(Chart and figure data)
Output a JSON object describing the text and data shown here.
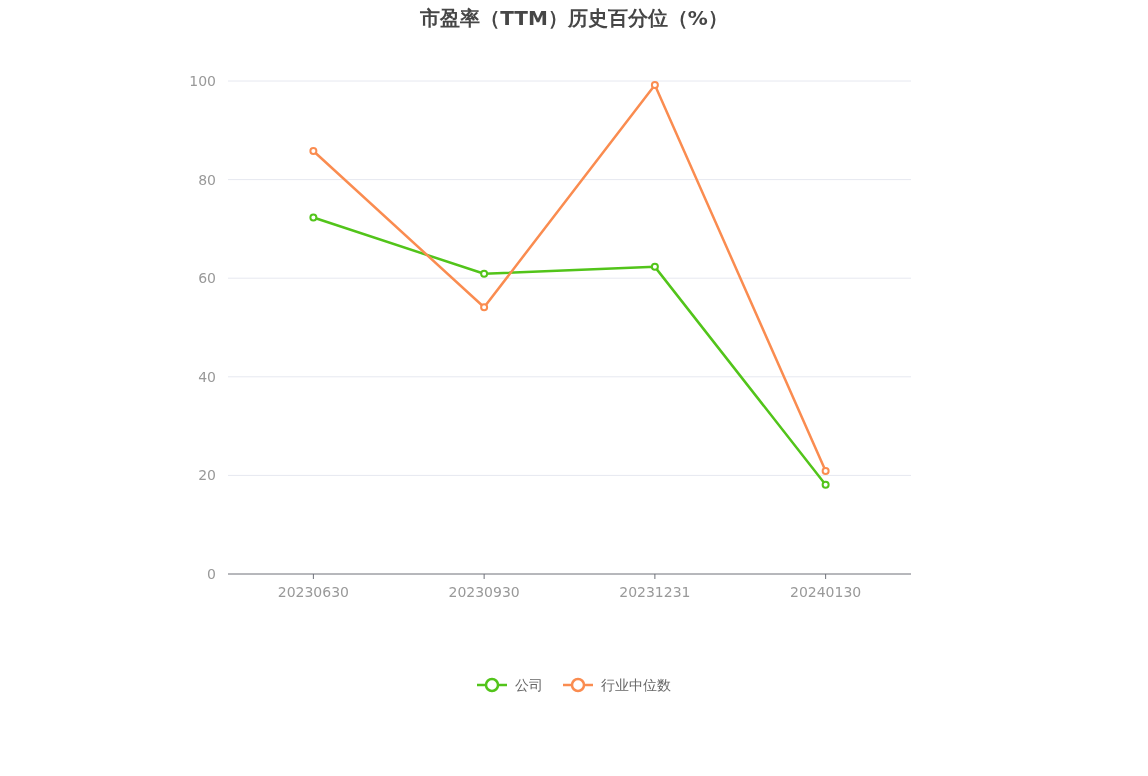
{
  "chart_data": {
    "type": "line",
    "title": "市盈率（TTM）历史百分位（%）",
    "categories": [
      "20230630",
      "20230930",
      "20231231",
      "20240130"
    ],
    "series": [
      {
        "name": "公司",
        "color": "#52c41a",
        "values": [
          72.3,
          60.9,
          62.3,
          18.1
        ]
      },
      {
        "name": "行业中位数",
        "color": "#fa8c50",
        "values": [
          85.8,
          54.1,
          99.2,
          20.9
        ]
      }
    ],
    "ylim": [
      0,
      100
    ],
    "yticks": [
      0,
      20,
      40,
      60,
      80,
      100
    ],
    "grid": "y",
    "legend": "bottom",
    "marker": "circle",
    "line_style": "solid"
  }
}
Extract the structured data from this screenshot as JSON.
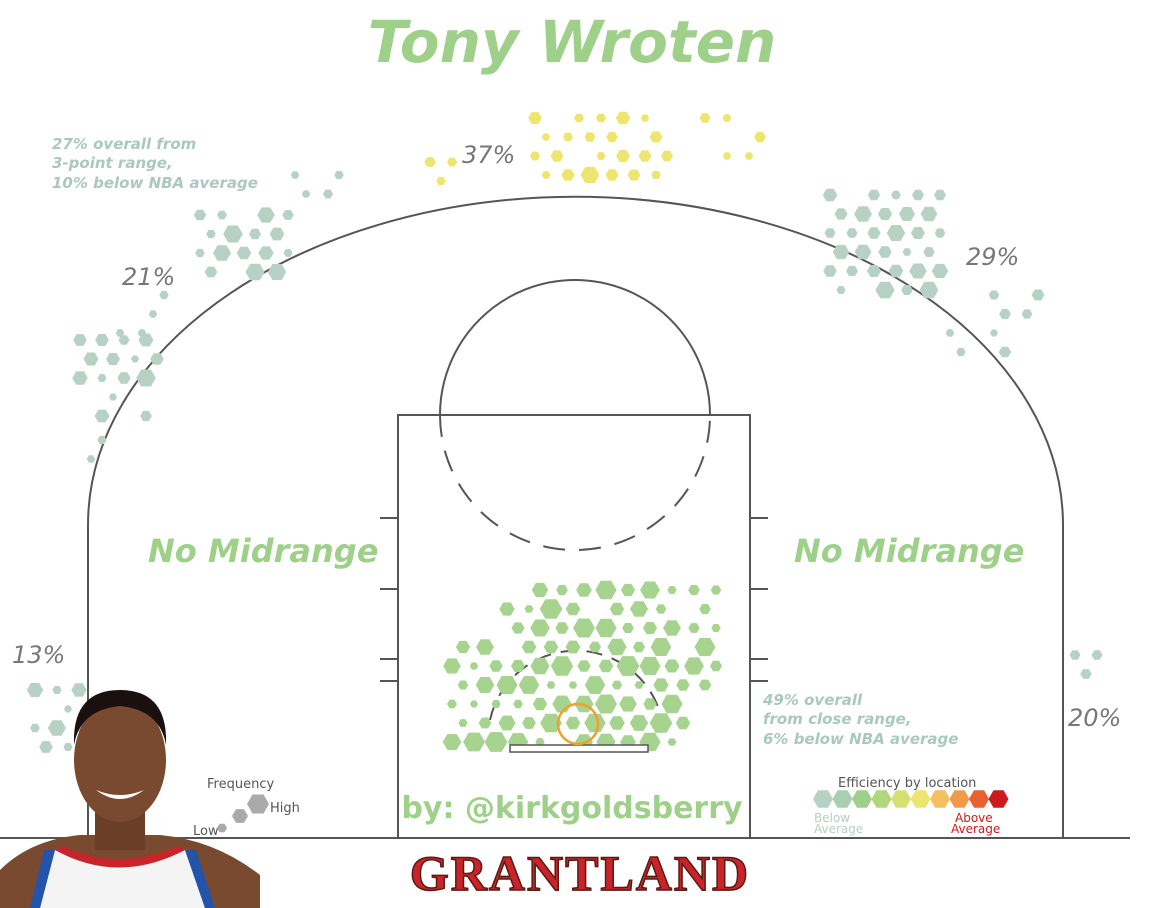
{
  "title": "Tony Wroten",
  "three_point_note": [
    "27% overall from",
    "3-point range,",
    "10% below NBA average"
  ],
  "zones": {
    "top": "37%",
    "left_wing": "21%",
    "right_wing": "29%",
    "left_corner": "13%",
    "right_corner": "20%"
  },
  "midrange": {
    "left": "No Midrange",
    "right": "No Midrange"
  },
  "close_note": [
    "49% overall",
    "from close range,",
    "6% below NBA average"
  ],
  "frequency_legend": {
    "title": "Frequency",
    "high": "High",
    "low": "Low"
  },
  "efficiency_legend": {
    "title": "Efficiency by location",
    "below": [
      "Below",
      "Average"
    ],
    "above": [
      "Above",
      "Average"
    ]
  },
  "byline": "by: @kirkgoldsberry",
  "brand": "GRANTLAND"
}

*WORK TO DO*. Reproduce each record from above exactly; pictures do not belong in the copy.

*ANSWER BELOW*.
Output a JSON object describing the text and data shown here.
{
  "chart_data": {
    "type": "line",
    "title": "市盈率（TTM）历史百分位（%）",
    "categories": [
      "20230630",
      "20230930",
      "20231231",
      "20240130"
    ],
    "series": [
      {
        "name": "公司",
        "color": "#52c41a",
        "values": [
          72.3,
          60.9,
          62.3,
          18.1
        ]
      },
      {
        "name": "行业中位数",
        "color": "#fa8c50",
        "values": [
          85.8,
          54.1,
          99.2,
          20.9
        ]
      }
    ],
    "ylim": [
      0,
      100
    ],
    "yticks": [
      0,
      20,
      40,
      60,
      80,
      100
    ],
    "grid": "y",
    "legend": "bottom",
    "marker": "circle",
    "line_style": "solid"
  }
}
Extract the structured data from this screenshot as JSON.
{
  "title": "Tony Wroten",
  "three_point_note": [
    "27% overall from",
    "3-point range,",
    "10% below NBA average"
  ],
  "zones": {
    "top": "37%",
    "left_wing": "21%",
    "right_wing": "29%",
    "left_corner": "13%",
    "right_corner": "20%"
  },
  "midrange": {
    "left": "No Midrange",
    "right": "No Midrange"
  },
  "close_note": [
    "49% overall",
    "from close range,",
    "6% below NBA average"
  ],
  "frequency_legend": {
    "title": "Frequency",
    "high": "High",
    "low": "Low"
  },
  "efficiency_legend": {
    "title": "Efficiency by location",
    "below": [
      "Below",
      "Average"
    ],
    "above": [
      "Above",
      "Average"
    ]
  },
  "byline": "by: @kirkgoldsberry",
  "brand": "GRANTLAND"
}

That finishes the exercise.